↓↓↓

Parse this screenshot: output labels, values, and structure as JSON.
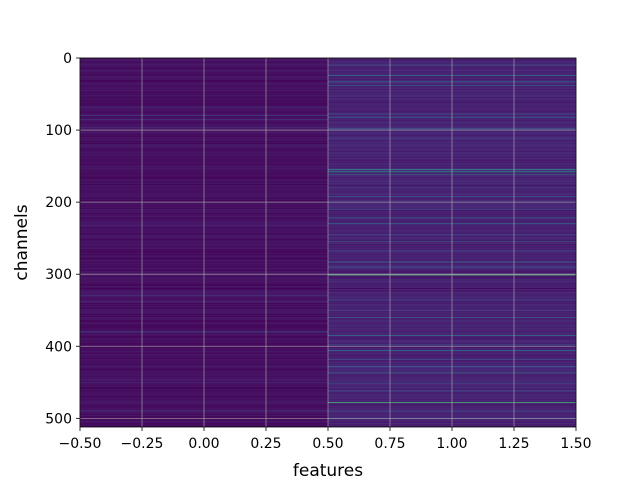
{
  "chart_data": {
    "type": "heatmap",
    "xlabel": "features",
    "ylabel": "channels",
    "xlim": [
      -0.5,
      1.5
    ],
    "ylim": [
      512,
      0
    ],
    "y_inverted": true,
    "x_ticks": [
      "−0.50",
      "−0.25",
      "0.00",
      "0.25",
      "0.50",
      "0.75",
      "1.00",
      "1.25",
      "1.50"
    ],
    "y_ticks": [
      "0",
      "100",
      "200",
      "300",
      "400",
      "500"
    ],
    "grid": true,
    "colormap": "viridis",
    "columns": [
      0,
      1
    ],
    "rows": 512,
    "column_0": {
      "base_value": 0.05,
      "highlights": [
        {
          "channel": 68,
          "value": 0.18
        },
        {
          "channel": 80,
          "value": 0.25
        },
        {
          "channel": 85,
          "value": 0.2
        },
        {
          "channel": 96,
          "value": 0.16
        },
        {
          "channel": 232,
          "value": 0.14
        },
        {
          "channel": 330,
          "value": 0.2
        },
        {
          "channel": 338,
          "value": 0.16
        },
        {
          "channel": 380,
          "value": 0.3
        },
        {
          "channel": 450,
          "value": 0.15
        },
        {
          "channel": 490,
          "value": 0.16
        }
      ]
    },
    "column_1": {
      "base_value": 0.12,
      "highlights": [
        {
          "channel": 10,
          "value": 0.32
        },
        {
          "channel": 24,
          "value": 0.55
        },
        {
          "channel": 33,
          "value": 0.4
        },
        {
          "channel": 38,
          "value": 0.35
        },
        {
          "channel": 78,
          "value": 0.3
        },
        {
          "channel": 82,
          "value": 0.42
        },
        {
          "channel": 98,
          "value": 0.35
        },
        {
          "channel": 112,
          "value": 0.25
        },
        {
          "channel": 155,
          "value": 0.65
        },
        {
          "channel": 158,
          "value": 0.7
        },
        {
          "channel": 162,
          "value": 0.45
        },
        {
          "channel": 180,
          "value": 0.3
        },
        {
          "channel": 192,
          "value": 0.35
        },
        {
          "channel": 210,
          "value": 0.3
        },
        {
          "channel": 222,
          "value": 0.38
        },
        {
          "channel": 230,
          "value": 0.5
        },
        {
          "channel": 245,
          "value": 0.3
        },
        {
          "channel": 255,
          "value": 0.35
        },
        {
          "channel": 268,
          "value": 0.3
        },
        {
          "channel": 283,
          "value": 0.45
        },
        {
          "channel": 290,
          "value": 0.35
        },
        {
          "channel": 301,
          "value": 0.85
        },
        {
          "channel": 320,
          "value": 0.0
        },
        {
          "channel": 336,
          "value": 0.3
        },
        {
          "channel": 350,
          "value": 0.25
        },
        {
          "channel": 360,
          "value": 0.4
        },
        {
          "channel": 385,
          "value": 0.45
        },
        {
          "channel": 398,
          "value": 0.35
        },
        {
          "channel": 406,
          "value": 0.5
        },
        {
          "channel": 418,
          "value": 0.3
        },
        {
          "channel": 428,
          "value": 0.35
        },
        {
          "channel": 437,
          "value": 0.45
        },
        {
          "channel": 452,
          "value": 0.3
        },
        {
          "channel": 462,
          "value": 0.35
        },
        {
          "channel": 478,
          "value": 0.82
        },
        {
          "channel": 490,
          "value": 0.3
        },
        {
          "channel": 500,
          "value": 0.28
        }
      ]
    }
  }
}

↑↑↑

What is required: Print the complete listing exactly as it stands, without its pictures.

Finished exercise:
Parse this screenshot: output labels, values, and structure as JSON.
{
  "chart_data": {
    "type": "heatmap",
    "xlabel": "features",
    "ylabel": "channels",
    "xlim": [
      -0.5,
      1.5
    ],
    "ylim": [
      512,
      0
    ],
    "y_inverted": true,
    "x_ticks": [
      "−0.50",
      "−0.25",
      "0.00",
      "0.25",
      "0.50",
      "0.75",
      "1.00",
      "1.25",
      "1.50"
    ],
    "y_ticks": [
      "0",
      "100",
      "200",
      "300",
      "400",
      "500"
    ],
    "grid": true,
    "colormap": "viridis",
    "columns": [
      0,
      1
    ],
    "rows": 512,
    "column_0": {
      "base_value": 0.05,
      "highlights": [
        {
          "channel": 68,
          "value": 0.18
        },
        {
          "channel": 80,
          "value": 0.25
        },
        {
          "channel": 85,
          "value": 0.2
        },
        {
          "channel": 96,
          "value": 0.16
        },
        {
          "channel": 232,
          "value": 0.14
        },
        {
          "channel": 330,
          "value": 0.2
        },
        {
          "channel": 338,
          "value": 0.16
        },
        {
          "channel": 380,
          "value": 0.3
        },
        {
          "channel": 450,
          "value": 0.15
        },
        {
          "channel": 490,
          "value": 0.16
        }
      ]
    },
    "column_1": {
      "base_value": 0.12,
      "highlights": [
        {
          "channel": 10,
          "value": 0.32
        },
        {
          "channel": 24,
          "value": 0.55
        },
        {
          "channel": 33,
          "value": 0.4
        },
        {
          "channel": 38,
          "value": 0.35
        },
        {
          "channel": 78,
          "value": 0.3
        },
        {
          "channel": 82,
          "value": 0.42
        },
        {
          "channel": 98,
          "value": 0.35
        },
        {
          "channel": 112,
          "value": 0.25
        },
        {
          "channel": 155,
          "value": 0.65
        },
        {
          "channel": 158,
          "value": 0.7
        },
        {
          "channel": 162,
          "value": 0.45
        },
        {
          "channel": 180,
          "value": 0.3
        },
        {
          "channel": 192,
          "value": 0.35
        },
        {
          "channel": 210,
          "value": 0.3
        },
        {
          "channel": 222,
          "value": 0.38
        },
        {
          "channel": 230,
          "value": 0.5
        },
        {
          "channel": 245,
          "value": 0.3
        },
        {
          "channel": 255,
          "value": 0.35
        },
        {
          "channel": 268,
          "value": 0.3
        },
        {
          "channel": 283,
          "value": 0.45
        },
        {
          "channel": 290,
          "value": 0.35
        },
        {
          "channel": 301,
          "value": 0.85
        },
        {
          "channel": 320,
          "value": 0.0
        },
        {
          "channel": 336,
          "value": 0.3
        },
        {
          "channel": 350,
          "value": 0.25
        },
        {
          "channel": 360,
          "value": 0.4
        },
        {
          "channel": 385,
          "value": 0.45
        },
        {
          "channel": 398,
          "value": 0.35
        },
        {
          "channel": 406,
          "value": 0.5
        },
        {
          "channel": 418,
          "value": 0.3
        },
        {
          "channel": 428,
          "value": 0.35
        },
        {
          "channel": 437,
          "value": 0.45
        },
        {
          "channel": 452,
          "value": 0.3
        },
        {
          "channel": 462,
          "value": 0.35
        },
        {
          "channel": 478,
          "value": 0.82
        },
        {
          "channel": 490,
          "value": 0.3
        },
        {
          "channel": 500,
          "value": 0.28
        }
      ]
    }
  }
}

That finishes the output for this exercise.